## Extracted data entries
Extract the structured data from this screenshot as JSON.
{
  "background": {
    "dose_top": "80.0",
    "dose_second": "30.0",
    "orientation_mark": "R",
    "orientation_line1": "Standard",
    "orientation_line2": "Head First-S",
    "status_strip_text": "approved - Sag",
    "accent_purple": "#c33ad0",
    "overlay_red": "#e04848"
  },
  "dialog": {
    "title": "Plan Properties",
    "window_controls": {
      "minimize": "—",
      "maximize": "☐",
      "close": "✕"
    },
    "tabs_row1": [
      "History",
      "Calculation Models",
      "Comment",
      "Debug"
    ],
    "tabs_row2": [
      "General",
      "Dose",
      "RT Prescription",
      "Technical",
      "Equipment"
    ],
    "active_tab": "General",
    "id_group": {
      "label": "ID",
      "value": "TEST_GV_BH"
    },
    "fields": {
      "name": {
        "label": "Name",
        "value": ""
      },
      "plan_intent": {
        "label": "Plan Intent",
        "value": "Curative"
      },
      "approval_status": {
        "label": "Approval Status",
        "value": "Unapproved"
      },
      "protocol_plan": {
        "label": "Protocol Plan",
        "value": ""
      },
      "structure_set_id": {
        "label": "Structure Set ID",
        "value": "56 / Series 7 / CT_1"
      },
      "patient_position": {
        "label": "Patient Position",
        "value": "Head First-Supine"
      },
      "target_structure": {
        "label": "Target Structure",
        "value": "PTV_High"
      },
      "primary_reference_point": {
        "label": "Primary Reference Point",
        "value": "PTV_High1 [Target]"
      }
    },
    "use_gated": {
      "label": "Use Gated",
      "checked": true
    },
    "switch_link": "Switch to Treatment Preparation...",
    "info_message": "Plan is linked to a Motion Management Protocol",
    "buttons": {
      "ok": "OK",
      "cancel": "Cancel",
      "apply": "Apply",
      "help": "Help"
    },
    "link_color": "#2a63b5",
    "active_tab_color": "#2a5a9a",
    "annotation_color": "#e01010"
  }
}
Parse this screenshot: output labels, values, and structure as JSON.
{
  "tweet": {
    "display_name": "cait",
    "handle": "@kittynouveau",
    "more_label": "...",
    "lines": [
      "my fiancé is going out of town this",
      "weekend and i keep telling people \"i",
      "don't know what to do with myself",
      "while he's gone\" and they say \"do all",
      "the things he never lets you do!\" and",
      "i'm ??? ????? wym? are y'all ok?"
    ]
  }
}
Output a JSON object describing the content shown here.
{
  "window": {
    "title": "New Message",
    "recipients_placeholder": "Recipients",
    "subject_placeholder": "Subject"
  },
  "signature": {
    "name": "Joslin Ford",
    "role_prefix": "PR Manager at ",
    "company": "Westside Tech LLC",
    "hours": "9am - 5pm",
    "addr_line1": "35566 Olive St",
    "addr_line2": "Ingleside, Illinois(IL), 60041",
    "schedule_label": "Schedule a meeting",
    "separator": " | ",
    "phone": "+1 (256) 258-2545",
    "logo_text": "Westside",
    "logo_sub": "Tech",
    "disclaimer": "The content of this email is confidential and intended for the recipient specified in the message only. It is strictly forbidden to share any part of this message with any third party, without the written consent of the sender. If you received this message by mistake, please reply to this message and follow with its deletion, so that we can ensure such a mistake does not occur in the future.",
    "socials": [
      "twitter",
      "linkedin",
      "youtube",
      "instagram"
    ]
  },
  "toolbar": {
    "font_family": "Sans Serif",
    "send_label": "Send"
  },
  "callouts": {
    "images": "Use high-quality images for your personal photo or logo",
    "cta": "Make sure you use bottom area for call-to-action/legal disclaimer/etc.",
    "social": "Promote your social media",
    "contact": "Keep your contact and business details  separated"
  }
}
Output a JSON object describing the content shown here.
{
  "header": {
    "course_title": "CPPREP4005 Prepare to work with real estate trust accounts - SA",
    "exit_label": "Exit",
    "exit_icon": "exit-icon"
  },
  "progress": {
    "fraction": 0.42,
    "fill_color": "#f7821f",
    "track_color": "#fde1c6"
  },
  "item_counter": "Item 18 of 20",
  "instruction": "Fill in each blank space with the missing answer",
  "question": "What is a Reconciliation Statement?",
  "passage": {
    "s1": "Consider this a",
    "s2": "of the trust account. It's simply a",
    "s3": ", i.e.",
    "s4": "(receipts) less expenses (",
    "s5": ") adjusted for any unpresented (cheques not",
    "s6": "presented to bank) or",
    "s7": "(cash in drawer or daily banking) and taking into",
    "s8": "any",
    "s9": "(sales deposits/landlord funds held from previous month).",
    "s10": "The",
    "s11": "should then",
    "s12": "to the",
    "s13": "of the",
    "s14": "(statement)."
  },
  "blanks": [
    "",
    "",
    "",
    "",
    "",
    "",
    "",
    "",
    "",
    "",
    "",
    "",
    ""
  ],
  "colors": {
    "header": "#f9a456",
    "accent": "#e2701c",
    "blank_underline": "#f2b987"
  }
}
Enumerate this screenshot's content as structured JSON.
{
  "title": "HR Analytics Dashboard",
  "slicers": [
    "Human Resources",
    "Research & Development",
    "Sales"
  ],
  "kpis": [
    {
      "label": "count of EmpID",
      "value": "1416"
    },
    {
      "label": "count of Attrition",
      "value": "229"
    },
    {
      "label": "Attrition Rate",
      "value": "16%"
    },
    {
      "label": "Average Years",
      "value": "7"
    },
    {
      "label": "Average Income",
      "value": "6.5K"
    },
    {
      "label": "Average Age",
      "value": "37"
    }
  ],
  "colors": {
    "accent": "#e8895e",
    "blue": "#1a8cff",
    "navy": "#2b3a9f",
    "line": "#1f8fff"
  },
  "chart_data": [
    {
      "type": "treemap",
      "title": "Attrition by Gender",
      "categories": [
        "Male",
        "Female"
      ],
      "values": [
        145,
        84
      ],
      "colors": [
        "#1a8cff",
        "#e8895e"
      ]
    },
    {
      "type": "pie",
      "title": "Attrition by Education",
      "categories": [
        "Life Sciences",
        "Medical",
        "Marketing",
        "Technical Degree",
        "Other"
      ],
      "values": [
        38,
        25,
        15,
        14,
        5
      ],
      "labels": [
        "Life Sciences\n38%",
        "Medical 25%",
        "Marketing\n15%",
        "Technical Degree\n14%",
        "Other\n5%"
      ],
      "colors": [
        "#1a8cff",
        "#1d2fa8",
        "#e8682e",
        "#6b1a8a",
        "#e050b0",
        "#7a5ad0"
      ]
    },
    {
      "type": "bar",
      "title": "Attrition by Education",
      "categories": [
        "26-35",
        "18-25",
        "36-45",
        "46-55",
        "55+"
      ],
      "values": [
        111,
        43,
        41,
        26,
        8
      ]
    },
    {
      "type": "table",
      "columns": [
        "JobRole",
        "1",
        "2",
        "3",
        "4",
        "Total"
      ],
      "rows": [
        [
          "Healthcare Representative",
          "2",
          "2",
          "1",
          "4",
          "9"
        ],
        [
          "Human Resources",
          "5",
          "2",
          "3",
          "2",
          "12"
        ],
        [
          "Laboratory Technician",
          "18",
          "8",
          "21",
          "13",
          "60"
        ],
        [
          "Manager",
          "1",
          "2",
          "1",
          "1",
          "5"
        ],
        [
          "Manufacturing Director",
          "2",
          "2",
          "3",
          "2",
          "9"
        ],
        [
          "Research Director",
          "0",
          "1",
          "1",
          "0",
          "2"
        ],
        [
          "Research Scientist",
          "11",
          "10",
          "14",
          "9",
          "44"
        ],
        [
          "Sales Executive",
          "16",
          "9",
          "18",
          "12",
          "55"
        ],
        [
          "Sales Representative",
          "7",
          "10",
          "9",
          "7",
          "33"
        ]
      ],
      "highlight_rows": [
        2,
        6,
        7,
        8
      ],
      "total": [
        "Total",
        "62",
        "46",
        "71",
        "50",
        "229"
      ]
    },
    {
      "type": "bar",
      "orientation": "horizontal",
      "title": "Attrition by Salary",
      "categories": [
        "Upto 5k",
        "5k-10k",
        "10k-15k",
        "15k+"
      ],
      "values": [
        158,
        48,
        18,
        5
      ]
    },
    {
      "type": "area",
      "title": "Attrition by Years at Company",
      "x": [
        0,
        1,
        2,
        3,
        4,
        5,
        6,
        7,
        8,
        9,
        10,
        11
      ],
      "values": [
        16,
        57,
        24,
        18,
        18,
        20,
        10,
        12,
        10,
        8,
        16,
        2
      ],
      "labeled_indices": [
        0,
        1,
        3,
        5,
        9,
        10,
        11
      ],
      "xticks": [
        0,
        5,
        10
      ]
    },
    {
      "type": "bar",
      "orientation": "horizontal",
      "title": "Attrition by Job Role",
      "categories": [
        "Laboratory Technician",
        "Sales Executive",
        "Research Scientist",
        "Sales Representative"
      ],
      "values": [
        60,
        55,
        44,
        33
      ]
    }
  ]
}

## Set task
Report how many lines in these entries contain "content". Answer with the number only.

## Full output
4